Extracts from a graphics dataset
* * * * *

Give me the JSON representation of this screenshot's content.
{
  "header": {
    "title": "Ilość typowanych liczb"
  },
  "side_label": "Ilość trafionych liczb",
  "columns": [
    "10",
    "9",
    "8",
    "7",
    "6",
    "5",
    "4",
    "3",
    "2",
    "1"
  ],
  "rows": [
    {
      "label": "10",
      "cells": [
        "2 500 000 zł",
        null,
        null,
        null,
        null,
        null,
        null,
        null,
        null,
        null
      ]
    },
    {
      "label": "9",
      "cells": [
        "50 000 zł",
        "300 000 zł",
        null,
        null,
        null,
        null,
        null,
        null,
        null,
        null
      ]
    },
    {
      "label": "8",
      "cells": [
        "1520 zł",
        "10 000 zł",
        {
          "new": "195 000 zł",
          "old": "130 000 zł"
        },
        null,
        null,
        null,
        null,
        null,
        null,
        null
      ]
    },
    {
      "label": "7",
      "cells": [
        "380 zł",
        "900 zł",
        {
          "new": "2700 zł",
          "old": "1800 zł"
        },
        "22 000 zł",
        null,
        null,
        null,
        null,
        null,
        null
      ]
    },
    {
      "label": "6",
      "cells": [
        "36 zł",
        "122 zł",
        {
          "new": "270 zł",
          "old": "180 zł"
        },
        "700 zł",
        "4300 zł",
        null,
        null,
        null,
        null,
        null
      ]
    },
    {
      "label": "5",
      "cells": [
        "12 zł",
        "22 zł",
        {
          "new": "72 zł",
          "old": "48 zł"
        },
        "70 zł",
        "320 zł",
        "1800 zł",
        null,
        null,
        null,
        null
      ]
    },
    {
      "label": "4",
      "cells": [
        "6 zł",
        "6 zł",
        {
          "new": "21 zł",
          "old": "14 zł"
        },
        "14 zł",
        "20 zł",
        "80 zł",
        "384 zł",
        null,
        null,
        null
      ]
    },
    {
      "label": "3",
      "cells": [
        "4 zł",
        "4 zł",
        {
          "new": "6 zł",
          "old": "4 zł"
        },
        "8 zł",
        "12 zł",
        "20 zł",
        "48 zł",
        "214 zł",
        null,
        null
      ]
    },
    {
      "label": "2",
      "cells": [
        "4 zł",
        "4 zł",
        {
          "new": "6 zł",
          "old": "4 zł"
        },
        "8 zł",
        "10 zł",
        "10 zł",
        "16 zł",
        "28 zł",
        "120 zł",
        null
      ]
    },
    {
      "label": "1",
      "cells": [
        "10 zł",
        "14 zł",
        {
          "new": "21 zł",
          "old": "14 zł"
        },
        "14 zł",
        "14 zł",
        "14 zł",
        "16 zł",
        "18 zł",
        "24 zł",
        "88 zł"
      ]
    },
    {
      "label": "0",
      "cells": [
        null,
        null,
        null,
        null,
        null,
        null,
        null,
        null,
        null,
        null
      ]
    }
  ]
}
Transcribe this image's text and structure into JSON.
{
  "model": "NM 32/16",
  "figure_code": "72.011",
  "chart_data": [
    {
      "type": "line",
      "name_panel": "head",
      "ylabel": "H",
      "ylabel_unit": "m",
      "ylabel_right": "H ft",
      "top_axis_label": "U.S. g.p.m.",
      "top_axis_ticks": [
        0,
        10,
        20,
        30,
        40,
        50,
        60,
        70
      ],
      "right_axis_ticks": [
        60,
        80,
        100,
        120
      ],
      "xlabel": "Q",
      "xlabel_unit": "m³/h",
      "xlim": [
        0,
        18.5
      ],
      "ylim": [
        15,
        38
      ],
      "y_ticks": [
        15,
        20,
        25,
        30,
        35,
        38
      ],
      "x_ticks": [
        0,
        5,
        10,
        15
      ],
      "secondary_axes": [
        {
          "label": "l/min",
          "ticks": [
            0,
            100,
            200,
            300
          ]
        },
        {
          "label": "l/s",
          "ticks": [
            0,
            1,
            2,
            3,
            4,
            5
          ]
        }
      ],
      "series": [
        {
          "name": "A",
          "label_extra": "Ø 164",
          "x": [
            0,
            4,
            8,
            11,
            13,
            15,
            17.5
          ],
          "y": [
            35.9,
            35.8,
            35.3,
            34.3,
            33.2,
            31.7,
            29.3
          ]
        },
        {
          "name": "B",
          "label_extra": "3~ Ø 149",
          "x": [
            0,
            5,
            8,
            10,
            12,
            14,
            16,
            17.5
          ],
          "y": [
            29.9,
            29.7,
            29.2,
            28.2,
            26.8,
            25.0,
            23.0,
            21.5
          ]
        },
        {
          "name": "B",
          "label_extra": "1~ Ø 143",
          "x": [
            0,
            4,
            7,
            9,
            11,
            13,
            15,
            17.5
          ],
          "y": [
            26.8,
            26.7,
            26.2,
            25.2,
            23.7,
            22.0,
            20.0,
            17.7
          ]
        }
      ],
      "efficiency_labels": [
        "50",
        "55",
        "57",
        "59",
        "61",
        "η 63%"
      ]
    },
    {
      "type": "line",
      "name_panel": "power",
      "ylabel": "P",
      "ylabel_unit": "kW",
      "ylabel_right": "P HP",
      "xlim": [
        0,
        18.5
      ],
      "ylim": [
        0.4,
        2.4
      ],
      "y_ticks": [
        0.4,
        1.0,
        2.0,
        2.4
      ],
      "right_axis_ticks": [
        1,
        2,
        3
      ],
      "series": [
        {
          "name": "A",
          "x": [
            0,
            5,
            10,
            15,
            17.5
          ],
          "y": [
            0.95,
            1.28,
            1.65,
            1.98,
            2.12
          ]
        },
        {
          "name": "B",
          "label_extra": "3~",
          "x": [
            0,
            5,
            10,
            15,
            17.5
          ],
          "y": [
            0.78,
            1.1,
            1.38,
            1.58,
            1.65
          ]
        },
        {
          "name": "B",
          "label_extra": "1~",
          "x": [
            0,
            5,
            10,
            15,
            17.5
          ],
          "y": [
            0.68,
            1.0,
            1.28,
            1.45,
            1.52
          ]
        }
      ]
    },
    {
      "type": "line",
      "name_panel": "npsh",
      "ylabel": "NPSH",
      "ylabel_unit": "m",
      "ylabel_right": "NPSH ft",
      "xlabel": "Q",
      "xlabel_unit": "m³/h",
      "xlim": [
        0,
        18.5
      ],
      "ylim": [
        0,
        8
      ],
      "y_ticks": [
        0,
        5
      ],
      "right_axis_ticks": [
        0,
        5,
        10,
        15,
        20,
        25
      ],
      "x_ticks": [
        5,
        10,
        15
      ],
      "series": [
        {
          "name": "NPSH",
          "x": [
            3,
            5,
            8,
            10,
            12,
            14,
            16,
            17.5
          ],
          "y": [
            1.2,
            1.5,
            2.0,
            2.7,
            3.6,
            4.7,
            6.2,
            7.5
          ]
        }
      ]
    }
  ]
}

* * * * *

__Stated task__: Copy the data above exactly. Every line must be included.

__Complete output__:
Give me the JSON representation of this screenshot's content.
{
  "header": {
    "title": "Ilość typowanych liczb"
  },
  "side_label": "Ilość trafionych liczb",
  "columns": [
    "10",
    "9",
    "8",
    "7",
    "6",
    "5",
    "4",
    "3",
    "2",
    "1"
  ],
  "rows": [
    {
      "label": "10",
      "cells": [
        "2 500 000 zł",
        null,
        null,
        null,
        null,
        null,
        null,
        null,
        null,
        null
      ]
    },
    {
      "label": "9",
      "cells": [
        "50 000 zł",
        "300 000 zł",
        null,
        null,
        null,
        null,
        null,
        null,
        null,
        null
      ]
    },
    {
      "label": "8",
      "cells": [
        "1520 zł",
        "10 000 zł",
        {
          "new": "195 000 zł",
          "old": "130 000 zł"
        },
        null,
        null,
        null,
        null,
        null,
        null,
        null
      ]
    },
    {
      "label": "7",
      "cells": [
        "380 zł",
        "900 zł",
        {
          "new": "2700 zł",
          "old": "1800 zł"
        },
        "22 000 zł",
        null,
        null,
        null,
        null,
        null,
        null
      ]
    },
    {
      "label": "6",
      "cells": [
        "36 zł",
        "122 zł",
        {
          "new": "270 zł",
          "old": "180 zł"
        },
        "700 zł",
        "4300 zł",
        null,
        null,
        null,
        null,
        null
      ]
    },
    {
      "label": "5",
      "cells": [
        "12 zł",
        "22 zł",
        {
          "new": "72 zł",
          "old": "48 zł"
        },
        "70 zł",
        "320 zł",
        "1800 zł",
        null,
        null,
        null,
        null
      ]
    },
    {
      "label": "4",
      "cells": [
        "6 zł",
        "6 zł",
        {
          "new": "21 zł",
          "old": "14 zł"
        },
        "14 zł",
        "20 zł",
        "80 zł",
        "384 zł",
        null,
        null,
        null
      ]
    },
    {
      "label": "3",
      "cells": [
        "4 zł",
        "4 zł",
        {
          "new": "6 zł",
          "old": "4 zł"
        },
        "8 zł",
        "12 zł",
        "20 zł",
        "48 zł",
        "214 zł",
        null,
        null
      ]
    },
    {
      "label": "2",
      "cells": [
        "4 zł",
        "4 zł",
        {
          "new": "6 zł",
          "old": "4 zł"
        },
        "8 zł",
        "10 zł",
        "10 zł",
        "16 zł",
        "28 zł",
        "120 zł",
        null
      ]
    },
    {
      "label": "1",
      "cells": [
        "10 zł",
        "14 zł",
        {
          "new": "21 zł",
          "old": "14 zł"
        },
        "14 zł",
        "14 zł",
        "14 zł",
        "16 zł",
        "18 zł",
        "24 zł",
        "88 zł"
      ]
    },
    {
      "label": "0",
      "cells": [
        null,
        null,
        null,
        null,
        null,
        null,
        null,
        null,
        null,
        null
      ]
    }
  ]
}
Transcribe this image's text and structure into JSON.
{
  "model": "NM 32/16",
  "figure_code": "72.011",
  "chart_data": [
    {
      "type": "line",
      "name_panel": "head",
      "ylabel": "H",
      "ylabel_unit": "m",
      "ylabel_right": "H ft",
      "top_axis_label": "U.S. g.p.m.",
      "top_axis_ticks": [
        0,
        10,
        20,
        30,
        40,
        50,
        60,
        70
      ],
      "right_axis_ticks": [
        60,
        80,
        100,
        120
      ],
      "xlabel": "Q",
      "xlabel_unit": "m³/h",
      "xlim": [
        0,
        18.5
      ],
      "ylim": [
        15,
        38
      ],
      "y_ticks": [
        15,
        20,
        25,
        30,
        35,
        38
      ],
      "x_ticks": [
        0,
        5,
        10,
        15
      ],
      "secondary_axes": [
        {
          "label": "l/min",
          "ticks": [
            0,
            100,
            200,
            300
          ]
        },
        {
          "label": "l/s",
          "ticks": [
            0,
            1,
            2,
            3,
            4,
            5
          ]
        }
      ],
      "series": [
        {
          "name": "A",
          "label_extra": "Ø 164",
          "x": [
            0,
            4,
            8,
            11,
            13,
            15,
            17.5
          ],
          "y": [
            35.9,
            35.8,
            35.3,
            34.3,
            33.2,
            31.7,
            29.3
          ]
        },
        {
          "name": "B",
          "label_extra": "3~ Ø 149",
          "x": [
            0,
            5,
            8,
            10,
            12,
            14,
            16,
            17.5
          ],
          "y": [
            29.9,
            29.7,
            29.2,
            28.2,
            26.8,
            25.0,
            23.0,
            21.5
          ]
        },
        {
          "name": "B",
          "label_extra": "1~ Ø 143",
          "x": [
            0,
            4,
            7,
            9,
            11,
            13,
            15,
            17.5
          ],
          "y": [
            26.8,
            26.7,
            26.2,
            25.2,
            23.7,
            22.0,
            20.0,
            17.7
          ]
        }
      ],
      "efficiency_labels": [
        "50",
        "55",
        "57",
        "59",
        "61",
        "η 63%"
      ]
    },
    {
      "type": "line",
      "name_panel": "power",
      "ylabel": "P",
      "ylabel_unit": "kW",
      "ylabel_right": "P HP",
      "xlim": [
        0,
        18.5
      ],
      "ylim": [
        0.4,
        2.4
      ],
      "y_ticks": [
        0.4,
        1.0,
        2.0,
        2.4
      ],
      "right_axis_ticks": [
        1,
        2,
        3
      ],
      "series": [
        {
          "name": "A",
          "x": [
            0,
            5,
            10,
            15,
            17.5
          ],
          "y": [
            0.95,
            1.28,
            1.65,
            1.98,
            2.12
          ]
        },
        {
          "name": "B",
          "label_extra": "3~",
          "x": [
            0,
            5,
            10,
            15,
            17.5
          ],
          "y": [
            0.78,
            1.1,
            1.38,
            1.58,
            1.65
          ]
        },
        {
          "name": "B",
          "label_extra": "1~",
          "x": [
            0,
            5,
            10,
            15,
            17.5
          ],
          "y": [
            0.68,
            1.0,
            1.28,
            1.45,
            1.52
          ]
        }
      ]
    },
    {
      "type": "line",
      "name_panel": "npsh",
      "ylabel": "NPSH",
      "ylabel_unit": "m",
      "ylabel_right": "NPSH ft",
      "xlabel": "Q",
      "xlabel_unit": "m³/h",
      "xlim": [
        0,
        18.5
      ],
      "ylim": [
        0,
        8
      ],
      "y_ticks": [
        0,
        5
      ],
      "right_axis_ticks": [
        0,
        5,
        10,
        15,
        20,
        25
      ],
      "x_ticks": [
        5,
        10,
        15
      ],
      "series": [
        {
          "name": "NPSH",
          "x": [
            3,
            5,
            8,
            10,
            12,
            14,
            16,
            17.5
          ],
          "y": [
            1.2,
            1.5,
            2.0,
            2.7,
            3.6,
            4.7,
            6.2,
            7.5
          ]
        }
      ]
    }
  ]
}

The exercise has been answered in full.